** Start RECORDS FOR THE EXERCISE **

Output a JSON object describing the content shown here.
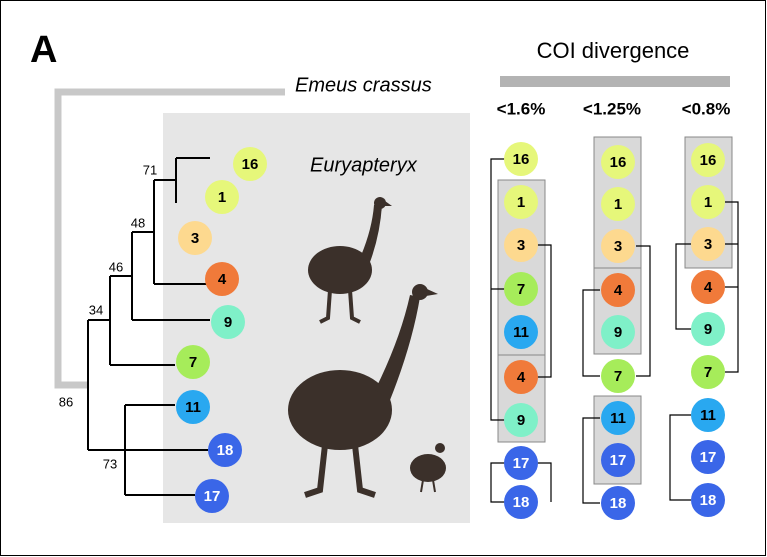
{
  "panel_label": "A",
  "outgroup": "Emeus crassus",
  "clade_label": "Euryapteryx",
  "tree": {
    "support": [
      "71",
      "48",
      "46",
      "34",
      "86",
      "73"
    ],
    "tips": [
      {
        "label": "16",
        "color": "#e6f77a"
      },
      {
        "label": "1",
        "color": "#e6f77a"
      },
      {
        "label": "3",
        "color": "#fdd98f"
      },
      {
        "label": "4",
        "color": "#f07a3a"
      },
      {
        "label": "9",
        "color": "#7ff0c8"
      },
      {
        "label": "7",
        "color": "#a6ec5a"
      },
      {
        "label": "11",
        "color": "#29a8f0"
      },
      {
        "label": "18",
        "color": "#3a66e8"
      },
      {
        "label": "17",
        "color": "#3a66e8"
      }
    ]
  },
  "divergence": {
    "title": "COI divergence",
    "columns": [
      {
        "threshold": "<1.6%",
        "tips": [
          {
            "label": "16",
            "color": "#e6f77a"
          },
          {
            "label": "1",
            "color": "#e6f77a"
          },
          {
            "label": "3",
            "color": "#fdd98f"
          },
          {
            "label": "7",
            "color": "#a6ec5a"
          },
          {
            "label": "11",
            "color": "#29a8f0"
          },
          {
            "label": "4",
            "color": "#f07a3a"
          },
          {
            "label": "9",
            "color": "#7ff0c8"
          },
          {
            "label": "17",
            "color": "#3a66e8"
          },
          {
            "label": "18",
            "color": "#3a66e8"
          }
        ]
      },
      {
        "threshold": "<1.25%",
        "tips": [
          {
            "label": "16",
            "color": "#e6f77a"
          },
          {
            "label": "1",
            "color": "#e6f77a"
          },
          {
            "label": "3",
            "color": "#fdd98f"
          },
          {
            "label": "4",
            "color": "#f07a3a"
          },
          {
            "label": "9",
            "color": "#7ff0c8"
          },
          {
            "label": "7",
            "color": "#a6ec5a"
          },
          {
            "label": "11",
            "color": "#29a8f0"
          },
          {
            "label": "17",
            "color": "#3a66e8"
          },
          {
            "label": "18",
            "color": "#3a66e8"
          }
        ]
      },
      {
        "threshold": "<0.8%",
        "tips": [
          {
            "label": "16",
            "color": "#e6f77a"
          },
          {
            "label": "1",
            "color": "#e6f77a"
          },
          {
            "label": "3",
            "color": "#fdd98f"
          },
          {
            "label": "4",
            "color": "#f07a3a"
          },
          {
            "label": "9",
            "color": "#7ff0c8"
          },
          {
            "label": "7",
            "color": "#a6ec5a"
          },
          {
            "label": "11",
            "color": "#29a8f0"
          },
          {
            "label": "17",
            "color": "#3a66e8"
          },
          {
            "label": "18",
            "color": "#3a66e8"
          }
        ]
      }
    ]
  }
}
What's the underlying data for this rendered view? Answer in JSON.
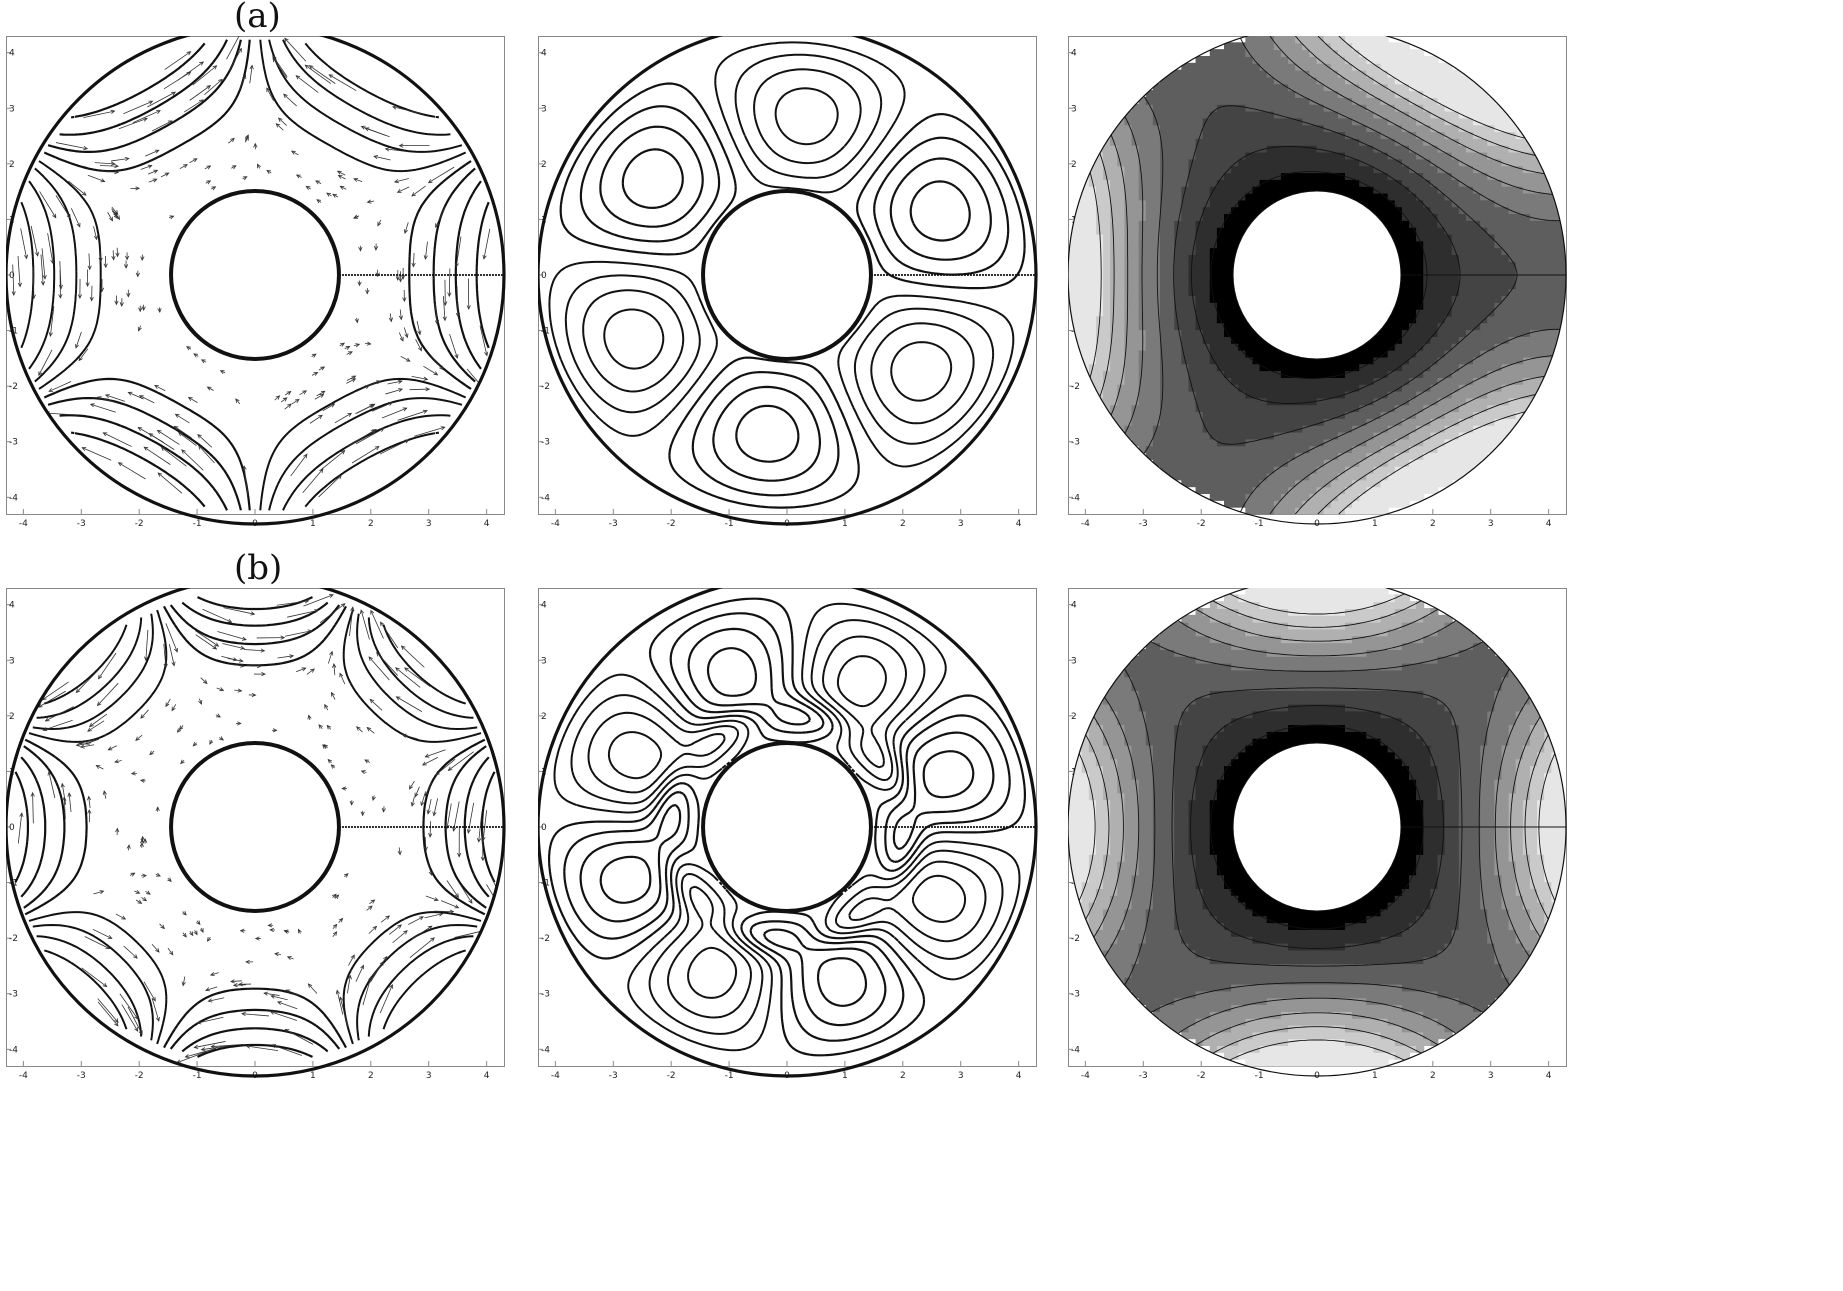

** End RECORDS FOR THE EXERCISE **

[WORK REQUIRED]: Check each line of the entries above for the word "threshold". List the ones that have it.

[COMPLETE ANSWER]:
        "threshold": "<1.6%",
        "threshold": "<1.25%",
        "threshold": "<0.8%",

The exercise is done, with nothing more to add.